**Material to process:**
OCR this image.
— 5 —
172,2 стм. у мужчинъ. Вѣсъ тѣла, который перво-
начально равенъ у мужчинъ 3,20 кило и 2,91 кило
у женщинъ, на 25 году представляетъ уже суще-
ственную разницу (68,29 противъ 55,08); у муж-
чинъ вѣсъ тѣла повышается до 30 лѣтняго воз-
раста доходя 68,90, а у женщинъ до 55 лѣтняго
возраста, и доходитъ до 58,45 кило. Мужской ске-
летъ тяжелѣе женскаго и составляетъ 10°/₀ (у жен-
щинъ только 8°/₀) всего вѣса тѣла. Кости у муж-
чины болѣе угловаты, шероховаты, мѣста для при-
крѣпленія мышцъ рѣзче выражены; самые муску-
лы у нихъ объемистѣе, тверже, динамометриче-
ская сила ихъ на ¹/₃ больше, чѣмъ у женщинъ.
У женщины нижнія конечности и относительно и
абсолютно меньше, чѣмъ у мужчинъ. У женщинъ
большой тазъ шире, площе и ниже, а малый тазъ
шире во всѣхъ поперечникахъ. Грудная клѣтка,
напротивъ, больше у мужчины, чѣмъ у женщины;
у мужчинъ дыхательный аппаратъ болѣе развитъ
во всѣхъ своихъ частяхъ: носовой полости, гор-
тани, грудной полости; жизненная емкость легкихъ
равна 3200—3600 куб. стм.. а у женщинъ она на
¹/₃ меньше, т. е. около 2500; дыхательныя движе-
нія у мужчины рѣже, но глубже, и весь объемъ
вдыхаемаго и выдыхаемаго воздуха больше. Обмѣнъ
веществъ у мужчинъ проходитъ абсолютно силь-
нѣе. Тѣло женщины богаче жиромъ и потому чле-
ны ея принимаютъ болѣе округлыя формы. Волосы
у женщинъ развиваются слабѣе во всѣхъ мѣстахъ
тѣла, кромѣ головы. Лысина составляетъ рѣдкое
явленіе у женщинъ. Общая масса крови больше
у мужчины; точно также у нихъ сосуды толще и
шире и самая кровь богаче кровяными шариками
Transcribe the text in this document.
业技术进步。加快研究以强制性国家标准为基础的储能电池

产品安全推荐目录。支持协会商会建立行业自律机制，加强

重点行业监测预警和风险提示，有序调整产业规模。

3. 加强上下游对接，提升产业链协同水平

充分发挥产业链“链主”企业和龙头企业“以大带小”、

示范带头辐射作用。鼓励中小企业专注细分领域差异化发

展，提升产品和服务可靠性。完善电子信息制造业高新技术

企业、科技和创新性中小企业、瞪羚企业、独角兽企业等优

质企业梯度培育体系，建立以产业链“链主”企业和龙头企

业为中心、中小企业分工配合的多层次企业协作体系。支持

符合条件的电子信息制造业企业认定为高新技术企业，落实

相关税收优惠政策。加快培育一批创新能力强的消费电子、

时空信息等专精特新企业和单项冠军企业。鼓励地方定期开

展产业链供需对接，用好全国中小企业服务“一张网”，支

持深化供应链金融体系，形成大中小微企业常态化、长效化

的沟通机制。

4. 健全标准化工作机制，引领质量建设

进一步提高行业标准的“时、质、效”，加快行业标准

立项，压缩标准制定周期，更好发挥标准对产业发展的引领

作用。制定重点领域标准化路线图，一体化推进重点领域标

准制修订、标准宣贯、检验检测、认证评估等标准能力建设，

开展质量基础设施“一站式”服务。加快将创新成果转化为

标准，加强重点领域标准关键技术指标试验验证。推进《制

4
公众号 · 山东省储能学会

**Short task:**
Where a line in the entries holds "мужчинъ", copy that line.

**Answer to this problem:**
172,2 стм. у мужчинъ. Вѣсъ тѣла, который перво-
начально равенъ у мужчинъ 3,20 кило и 2,91 кило
абсолютно меньше, чѣмъ у мужчинъ. У женщинъ
у мужчинъ дыхательный аппаратъ болѣе развитъ
веществъ у мужчинъ проходитъ абсолютно силь-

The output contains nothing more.